Washington, D.C. 20549

 

 

Form 8-K

 

Current Report Pursuant
to Section 13 or 15(d) of
The Securities Exchange Act of 1934

 

Date of Report (Date of earliest event reported): November 13, 2017

 

 

Senomyx, Inc.

(Exact name of registrant as specified in its charter)

 

Delaware

(State or other jurisdiction of

incorporation)

000-50791

(Commission File Number)

33-0843840

(I.R.S. Employer Identification No.)

 

4767 Nexus Centre Drive
San Diego, California

(Address of principal executive offices)

92121

(Zip Code)

 

Registrant's telephone number, including area code: (858) 646-8300

 

Not Applicable.
(Former name or former address, if changed since last report.)

 

Check the appropriate box below if the Form 8-K filing is intended to simultaneously satisfy the filing obligation of the registrant under any of the following provisions (see General Instruction A.2. below):

 

    Written communications pursuant to Rule 425 under the Securities Act (17 CFR 230.425)

- _TASKS TO COMPLETE_
[a] List each entry on the Form 8-K cover page that has a parenthetical label beneath it, pairing the entry with its label.
[b] From the Form 8-K cover page, extract the passage from "Current Report Pursuant" up to and including "Senomyx, Inc.".
[c] Write what comes next on the Form 8-K cover page, picking up after its last line.

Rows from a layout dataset
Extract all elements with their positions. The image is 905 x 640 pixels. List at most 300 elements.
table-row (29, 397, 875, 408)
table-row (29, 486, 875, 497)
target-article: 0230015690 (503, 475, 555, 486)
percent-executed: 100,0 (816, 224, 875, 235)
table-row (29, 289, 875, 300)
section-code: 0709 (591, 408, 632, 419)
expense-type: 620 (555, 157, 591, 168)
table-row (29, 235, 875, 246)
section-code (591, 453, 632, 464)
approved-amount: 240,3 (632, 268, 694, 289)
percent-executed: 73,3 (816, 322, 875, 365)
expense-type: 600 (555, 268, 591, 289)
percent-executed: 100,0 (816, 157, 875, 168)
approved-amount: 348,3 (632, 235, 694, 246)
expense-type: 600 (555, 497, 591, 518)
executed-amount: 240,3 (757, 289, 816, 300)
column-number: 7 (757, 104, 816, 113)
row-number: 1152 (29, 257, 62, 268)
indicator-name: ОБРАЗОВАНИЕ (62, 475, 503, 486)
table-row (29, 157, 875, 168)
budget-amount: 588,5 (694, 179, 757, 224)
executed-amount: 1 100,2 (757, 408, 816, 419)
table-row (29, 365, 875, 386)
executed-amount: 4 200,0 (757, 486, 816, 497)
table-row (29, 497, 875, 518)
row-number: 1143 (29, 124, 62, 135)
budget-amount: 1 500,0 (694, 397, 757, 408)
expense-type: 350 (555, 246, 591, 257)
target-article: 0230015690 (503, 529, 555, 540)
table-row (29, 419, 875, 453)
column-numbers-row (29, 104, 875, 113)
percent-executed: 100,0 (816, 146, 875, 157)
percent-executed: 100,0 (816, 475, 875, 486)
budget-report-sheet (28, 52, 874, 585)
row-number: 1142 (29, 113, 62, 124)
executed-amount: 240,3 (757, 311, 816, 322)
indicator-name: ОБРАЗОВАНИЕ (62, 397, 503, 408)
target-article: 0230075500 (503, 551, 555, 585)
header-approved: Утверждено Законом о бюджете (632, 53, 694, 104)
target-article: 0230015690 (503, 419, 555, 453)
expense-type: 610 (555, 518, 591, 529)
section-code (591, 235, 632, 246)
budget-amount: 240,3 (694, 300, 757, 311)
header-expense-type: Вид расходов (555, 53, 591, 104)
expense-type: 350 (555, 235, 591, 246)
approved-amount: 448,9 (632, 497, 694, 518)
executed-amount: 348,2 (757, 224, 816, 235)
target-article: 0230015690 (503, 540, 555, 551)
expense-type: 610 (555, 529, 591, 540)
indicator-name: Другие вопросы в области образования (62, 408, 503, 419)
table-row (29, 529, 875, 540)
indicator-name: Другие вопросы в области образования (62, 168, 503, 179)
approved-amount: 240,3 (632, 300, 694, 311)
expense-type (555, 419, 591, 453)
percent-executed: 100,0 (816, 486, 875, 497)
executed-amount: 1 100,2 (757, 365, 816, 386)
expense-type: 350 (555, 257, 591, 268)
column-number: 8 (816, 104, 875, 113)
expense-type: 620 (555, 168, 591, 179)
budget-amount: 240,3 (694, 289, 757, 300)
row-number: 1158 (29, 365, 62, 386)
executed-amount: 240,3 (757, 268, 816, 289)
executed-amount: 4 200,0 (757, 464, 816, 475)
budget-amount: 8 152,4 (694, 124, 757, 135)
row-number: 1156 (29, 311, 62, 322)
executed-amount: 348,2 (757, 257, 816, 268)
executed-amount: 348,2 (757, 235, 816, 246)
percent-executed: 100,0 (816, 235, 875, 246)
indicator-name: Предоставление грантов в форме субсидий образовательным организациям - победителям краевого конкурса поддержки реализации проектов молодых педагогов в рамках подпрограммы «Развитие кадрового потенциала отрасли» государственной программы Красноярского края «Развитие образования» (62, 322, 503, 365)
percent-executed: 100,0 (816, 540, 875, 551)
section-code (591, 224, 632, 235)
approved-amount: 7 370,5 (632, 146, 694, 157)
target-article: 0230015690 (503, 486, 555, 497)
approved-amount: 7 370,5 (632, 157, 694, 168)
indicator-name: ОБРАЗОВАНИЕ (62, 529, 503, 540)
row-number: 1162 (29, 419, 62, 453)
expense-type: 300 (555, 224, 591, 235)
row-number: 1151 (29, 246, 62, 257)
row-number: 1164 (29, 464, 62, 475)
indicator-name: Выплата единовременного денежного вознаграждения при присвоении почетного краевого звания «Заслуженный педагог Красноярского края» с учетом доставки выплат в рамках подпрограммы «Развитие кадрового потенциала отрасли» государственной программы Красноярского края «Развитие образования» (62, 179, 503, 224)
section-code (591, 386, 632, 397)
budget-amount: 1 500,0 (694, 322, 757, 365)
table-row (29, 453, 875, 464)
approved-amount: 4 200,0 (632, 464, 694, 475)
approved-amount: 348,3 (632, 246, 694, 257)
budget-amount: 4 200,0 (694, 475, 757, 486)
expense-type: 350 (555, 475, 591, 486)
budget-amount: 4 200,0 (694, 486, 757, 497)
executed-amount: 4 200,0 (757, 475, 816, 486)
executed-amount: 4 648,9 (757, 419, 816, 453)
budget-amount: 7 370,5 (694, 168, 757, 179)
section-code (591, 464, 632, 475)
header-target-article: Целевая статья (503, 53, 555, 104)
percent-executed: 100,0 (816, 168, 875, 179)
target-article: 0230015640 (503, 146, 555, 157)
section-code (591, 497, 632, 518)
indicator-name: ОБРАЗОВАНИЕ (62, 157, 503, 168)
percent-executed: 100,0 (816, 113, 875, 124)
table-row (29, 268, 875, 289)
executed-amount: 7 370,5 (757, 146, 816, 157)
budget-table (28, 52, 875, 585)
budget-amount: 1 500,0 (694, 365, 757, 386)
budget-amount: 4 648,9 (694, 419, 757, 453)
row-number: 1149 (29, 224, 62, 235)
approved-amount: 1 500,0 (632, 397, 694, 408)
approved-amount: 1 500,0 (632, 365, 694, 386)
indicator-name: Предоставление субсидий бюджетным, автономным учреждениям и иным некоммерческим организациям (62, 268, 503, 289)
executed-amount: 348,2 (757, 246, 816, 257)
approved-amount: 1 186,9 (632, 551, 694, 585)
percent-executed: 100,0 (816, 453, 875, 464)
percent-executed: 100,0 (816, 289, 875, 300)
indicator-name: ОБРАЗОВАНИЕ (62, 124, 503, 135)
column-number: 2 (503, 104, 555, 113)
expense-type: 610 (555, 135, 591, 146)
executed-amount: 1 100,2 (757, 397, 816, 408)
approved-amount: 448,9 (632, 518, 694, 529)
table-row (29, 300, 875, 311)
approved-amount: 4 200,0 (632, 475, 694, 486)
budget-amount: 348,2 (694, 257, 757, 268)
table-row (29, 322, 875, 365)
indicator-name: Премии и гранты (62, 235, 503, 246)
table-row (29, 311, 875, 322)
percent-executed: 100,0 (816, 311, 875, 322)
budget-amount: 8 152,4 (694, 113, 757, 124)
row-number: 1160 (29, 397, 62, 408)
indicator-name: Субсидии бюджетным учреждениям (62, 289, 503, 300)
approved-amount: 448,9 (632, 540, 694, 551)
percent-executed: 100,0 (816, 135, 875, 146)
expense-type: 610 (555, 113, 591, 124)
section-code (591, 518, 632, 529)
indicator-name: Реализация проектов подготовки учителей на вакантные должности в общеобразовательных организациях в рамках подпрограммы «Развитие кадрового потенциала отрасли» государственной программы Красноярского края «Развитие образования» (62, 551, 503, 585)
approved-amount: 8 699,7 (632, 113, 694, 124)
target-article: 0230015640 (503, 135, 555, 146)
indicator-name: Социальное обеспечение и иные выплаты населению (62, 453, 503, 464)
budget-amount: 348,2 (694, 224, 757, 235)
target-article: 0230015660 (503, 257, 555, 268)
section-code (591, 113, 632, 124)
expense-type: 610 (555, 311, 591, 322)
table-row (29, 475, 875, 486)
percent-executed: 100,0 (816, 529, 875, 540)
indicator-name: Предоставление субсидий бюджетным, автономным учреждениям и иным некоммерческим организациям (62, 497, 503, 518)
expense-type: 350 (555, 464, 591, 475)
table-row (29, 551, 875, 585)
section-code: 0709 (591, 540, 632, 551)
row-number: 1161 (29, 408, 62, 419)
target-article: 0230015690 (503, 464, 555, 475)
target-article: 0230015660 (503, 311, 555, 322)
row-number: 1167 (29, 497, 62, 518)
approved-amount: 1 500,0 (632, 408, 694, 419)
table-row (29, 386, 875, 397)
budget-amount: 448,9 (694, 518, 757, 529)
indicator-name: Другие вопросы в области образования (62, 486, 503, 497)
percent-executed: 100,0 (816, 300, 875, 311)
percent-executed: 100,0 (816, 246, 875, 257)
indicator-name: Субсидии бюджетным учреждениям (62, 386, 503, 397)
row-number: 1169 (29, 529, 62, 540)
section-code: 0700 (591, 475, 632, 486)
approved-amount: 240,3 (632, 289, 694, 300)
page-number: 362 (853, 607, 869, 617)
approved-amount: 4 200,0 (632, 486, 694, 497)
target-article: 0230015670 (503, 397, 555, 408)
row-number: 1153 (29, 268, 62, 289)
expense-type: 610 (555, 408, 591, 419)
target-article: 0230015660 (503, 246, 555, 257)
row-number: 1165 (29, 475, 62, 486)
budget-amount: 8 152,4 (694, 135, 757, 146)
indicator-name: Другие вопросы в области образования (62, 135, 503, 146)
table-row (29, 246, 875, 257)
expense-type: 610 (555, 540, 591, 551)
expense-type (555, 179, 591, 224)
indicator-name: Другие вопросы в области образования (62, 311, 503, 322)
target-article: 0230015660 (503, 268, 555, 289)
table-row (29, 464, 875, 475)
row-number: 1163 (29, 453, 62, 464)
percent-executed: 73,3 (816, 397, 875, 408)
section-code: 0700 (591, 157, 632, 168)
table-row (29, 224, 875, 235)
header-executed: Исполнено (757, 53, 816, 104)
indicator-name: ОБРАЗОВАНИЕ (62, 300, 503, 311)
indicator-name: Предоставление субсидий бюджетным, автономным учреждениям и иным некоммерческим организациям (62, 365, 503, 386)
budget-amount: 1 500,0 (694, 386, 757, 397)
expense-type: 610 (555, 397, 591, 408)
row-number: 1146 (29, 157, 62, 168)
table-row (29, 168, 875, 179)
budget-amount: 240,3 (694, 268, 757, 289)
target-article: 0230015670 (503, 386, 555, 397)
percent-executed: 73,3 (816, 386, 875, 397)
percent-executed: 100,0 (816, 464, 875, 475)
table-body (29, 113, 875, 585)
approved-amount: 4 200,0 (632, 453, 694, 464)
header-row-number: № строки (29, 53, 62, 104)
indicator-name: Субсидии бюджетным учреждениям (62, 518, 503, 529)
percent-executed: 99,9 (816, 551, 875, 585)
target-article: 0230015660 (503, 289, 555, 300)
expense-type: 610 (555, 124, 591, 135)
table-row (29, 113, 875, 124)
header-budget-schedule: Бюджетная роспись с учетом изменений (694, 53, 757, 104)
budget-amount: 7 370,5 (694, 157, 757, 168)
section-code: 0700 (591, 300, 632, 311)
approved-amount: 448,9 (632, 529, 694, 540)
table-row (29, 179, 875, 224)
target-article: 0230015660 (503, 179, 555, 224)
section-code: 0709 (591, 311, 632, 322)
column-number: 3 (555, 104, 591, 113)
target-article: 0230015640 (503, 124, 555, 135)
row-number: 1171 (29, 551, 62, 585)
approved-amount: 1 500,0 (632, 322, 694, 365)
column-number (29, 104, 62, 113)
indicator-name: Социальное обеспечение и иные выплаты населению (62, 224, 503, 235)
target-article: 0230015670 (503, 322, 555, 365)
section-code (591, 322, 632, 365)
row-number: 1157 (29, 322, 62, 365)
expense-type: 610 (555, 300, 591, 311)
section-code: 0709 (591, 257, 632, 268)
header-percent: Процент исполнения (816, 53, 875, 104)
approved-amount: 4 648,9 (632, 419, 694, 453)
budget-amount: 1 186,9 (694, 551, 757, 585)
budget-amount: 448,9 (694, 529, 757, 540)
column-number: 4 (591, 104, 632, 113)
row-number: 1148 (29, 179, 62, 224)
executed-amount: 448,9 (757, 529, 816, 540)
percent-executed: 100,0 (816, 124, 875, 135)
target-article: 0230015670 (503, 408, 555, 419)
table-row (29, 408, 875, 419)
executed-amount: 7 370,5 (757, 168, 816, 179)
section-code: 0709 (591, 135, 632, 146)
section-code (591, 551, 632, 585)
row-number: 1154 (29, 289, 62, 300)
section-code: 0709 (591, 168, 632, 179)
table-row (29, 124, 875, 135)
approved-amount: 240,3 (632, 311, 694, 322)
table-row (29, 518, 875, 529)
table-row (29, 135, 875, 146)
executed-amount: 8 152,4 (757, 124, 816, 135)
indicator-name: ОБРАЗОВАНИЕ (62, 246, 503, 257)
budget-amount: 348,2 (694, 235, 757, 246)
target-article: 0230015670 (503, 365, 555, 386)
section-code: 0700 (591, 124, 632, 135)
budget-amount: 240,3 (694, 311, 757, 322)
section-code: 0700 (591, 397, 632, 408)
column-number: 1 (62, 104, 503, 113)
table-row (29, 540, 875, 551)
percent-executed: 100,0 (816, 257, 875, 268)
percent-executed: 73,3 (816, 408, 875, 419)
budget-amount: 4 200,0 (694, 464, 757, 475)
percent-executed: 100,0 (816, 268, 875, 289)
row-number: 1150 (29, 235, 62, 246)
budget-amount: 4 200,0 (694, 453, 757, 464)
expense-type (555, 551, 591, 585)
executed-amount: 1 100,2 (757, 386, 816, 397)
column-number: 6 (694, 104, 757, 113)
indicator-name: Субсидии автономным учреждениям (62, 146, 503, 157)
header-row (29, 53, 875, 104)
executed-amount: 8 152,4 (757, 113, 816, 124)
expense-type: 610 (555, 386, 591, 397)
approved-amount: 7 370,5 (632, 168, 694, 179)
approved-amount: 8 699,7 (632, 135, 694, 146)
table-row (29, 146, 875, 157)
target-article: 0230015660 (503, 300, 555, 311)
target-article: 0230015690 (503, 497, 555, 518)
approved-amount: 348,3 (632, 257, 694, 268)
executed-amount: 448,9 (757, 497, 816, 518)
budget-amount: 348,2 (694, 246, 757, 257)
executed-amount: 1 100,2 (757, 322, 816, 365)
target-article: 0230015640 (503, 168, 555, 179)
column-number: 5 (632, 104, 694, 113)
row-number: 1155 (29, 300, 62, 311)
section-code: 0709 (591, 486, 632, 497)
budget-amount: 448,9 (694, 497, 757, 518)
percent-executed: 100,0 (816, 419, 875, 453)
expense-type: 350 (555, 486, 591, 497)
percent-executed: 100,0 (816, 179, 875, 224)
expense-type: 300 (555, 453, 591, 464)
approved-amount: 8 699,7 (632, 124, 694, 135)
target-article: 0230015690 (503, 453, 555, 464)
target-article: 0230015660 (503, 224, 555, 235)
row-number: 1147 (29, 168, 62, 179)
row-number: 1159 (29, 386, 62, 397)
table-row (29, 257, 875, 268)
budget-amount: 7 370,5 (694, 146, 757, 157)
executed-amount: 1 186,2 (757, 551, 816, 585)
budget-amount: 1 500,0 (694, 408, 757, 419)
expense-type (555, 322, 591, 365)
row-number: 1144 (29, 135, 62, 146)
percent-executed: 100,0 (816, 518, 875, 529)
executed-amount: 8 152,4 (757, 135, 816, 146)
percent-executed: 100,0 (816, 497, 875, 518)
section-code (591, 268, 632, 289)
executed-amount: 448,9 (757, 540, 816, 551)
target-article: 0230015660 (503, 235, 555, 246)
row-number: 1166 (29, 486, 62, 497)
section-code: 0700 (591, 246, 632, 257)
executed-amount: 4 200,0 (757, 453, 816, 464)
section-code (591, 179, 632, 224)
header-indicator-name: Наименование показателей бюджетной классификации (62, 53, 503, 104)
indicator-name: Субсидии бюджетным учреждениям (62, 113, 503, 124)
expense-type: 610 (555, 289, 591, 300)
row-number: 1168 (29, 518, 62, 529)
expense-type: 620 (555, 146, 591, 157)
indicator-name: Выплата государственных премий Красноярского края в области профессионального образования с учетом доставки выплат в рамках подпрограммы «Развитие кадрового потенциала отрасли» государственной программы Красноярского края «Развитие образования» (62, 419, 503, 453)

- _THE REPLIES_
[a]
- Senomyx, Inc.: Exact name of registrant as specified in its charter
- Delaware: State or other jurisdiction of incorporation
- 000-50791: Commission File Number
- 33-0843840: I.R.S. Employer Identification No.
- 4767 Nexus Centre Drive, San Diego, California: Address of principal executive offices
- 92121: Zip Code
- Not Applicable.: Former name or former address, if changed since last report.

[b]
Current Report Pursuant
to Section 13 or 15(d) of
The Securities Exchange Act of 1934

 

Date of Report (Date of earliest event reported): November 13, 2017

 

 

Senomyx, Inc.

[c]
 

    Soliciting material pursuant to Rule 14a-12 under the Exchange Act (17 CFR 240.14a-12)

 

    Pre-commencement communications pursuant to Rule 14d-2(b) under the Exchange Act (17 CFR 240.14d-2(b))

 

    Pre-commencement communications pursuant to Rule 13e-4(c) under the Exchange Act (17 CFR 240.13e-4(c))

 

Indicate by check mark whether the registrant is an emerging growth company as defined in Rule 405 of the Securities Act of 1933 or Rule 12b-2 of the Securities Exchange Act of 1934.

 

Emerging growth company

 

If an emerging growth company, indicate by check mark if the registrant has elected not to use the extended transition period for complying with any new or revised financial accounting standards provided pursuant to Section 13(a) of the Exchange Act.

 

 

 

 

Item 1.01 Entry into a Material Definitive Agreement

 

On November 13, 2017, we entered into an amendment (the “Cool Collaboration Amendment”) to that certain Collaborative Research, Development, Commercialization and License Agreement by and between Firmenich, SA ("Firmenich") and us, dated as of December 14, 2007, as last amended on April 29, 2016 (the “Cool Collaboration Agreement”).  Under the Cool Collaboration Agreement, the research period previously concluded and Firmenich has been and is currently exclusively commercializing the cool flavor ingredients previously licensed by Senomyx to Firmenich pursuant to the Cool Collaboration Agreement (“Previously Licensed Cool Ingredients”).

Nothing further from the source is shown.